[Task objective]
For each line that holds "value", copy the line out.

─── Data listing ───

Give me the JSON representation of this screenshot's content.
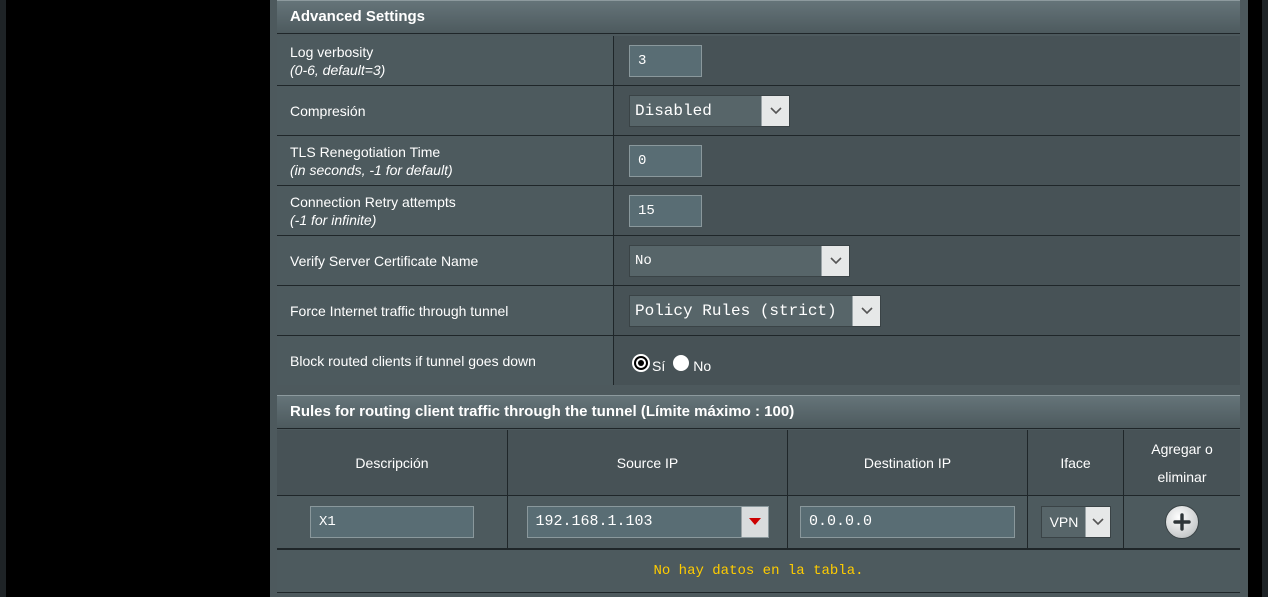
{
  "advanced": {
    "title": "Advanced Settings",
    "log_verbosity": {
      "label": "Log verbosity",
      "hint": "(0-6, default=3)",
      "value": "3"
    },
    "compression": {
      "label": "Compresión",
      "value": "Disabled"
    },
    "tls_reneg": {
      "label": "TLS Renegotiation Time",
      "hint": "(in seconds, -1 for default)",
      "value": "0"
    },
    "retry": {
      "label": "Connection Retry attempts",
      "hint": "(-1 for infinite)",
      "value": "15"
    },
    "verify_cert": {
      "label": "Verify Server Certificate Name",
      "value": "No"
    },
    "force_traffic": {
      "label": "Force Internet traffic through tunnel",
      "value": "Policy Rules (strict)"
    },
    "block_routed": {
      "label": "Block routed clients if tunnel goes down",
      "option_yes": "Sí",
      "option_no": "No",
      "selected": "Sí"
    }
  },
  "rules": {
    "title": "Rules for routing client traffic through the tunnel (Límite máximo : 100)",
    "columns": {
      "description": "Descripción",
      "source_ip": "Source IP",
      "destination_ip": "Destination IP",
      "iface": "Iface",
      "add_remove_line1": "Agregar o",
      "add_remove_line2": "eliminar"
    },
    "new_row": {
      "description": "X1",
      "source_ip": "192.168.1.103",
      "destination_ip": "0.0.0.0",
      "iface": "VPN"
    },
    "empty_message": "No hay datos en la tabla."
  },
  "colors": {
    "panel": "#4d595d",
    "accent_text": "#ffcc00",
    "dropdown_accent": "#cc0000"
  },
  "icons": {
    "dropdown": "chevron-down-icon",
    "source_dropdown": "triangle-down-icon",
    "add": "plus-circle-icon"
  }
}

───

[Solution to the problem]
      "value": "3"
      "value": "Disabled"
      "value": "0"
      "value": "15"
      "value": "No"
      "value": "Policy Rules (strict)"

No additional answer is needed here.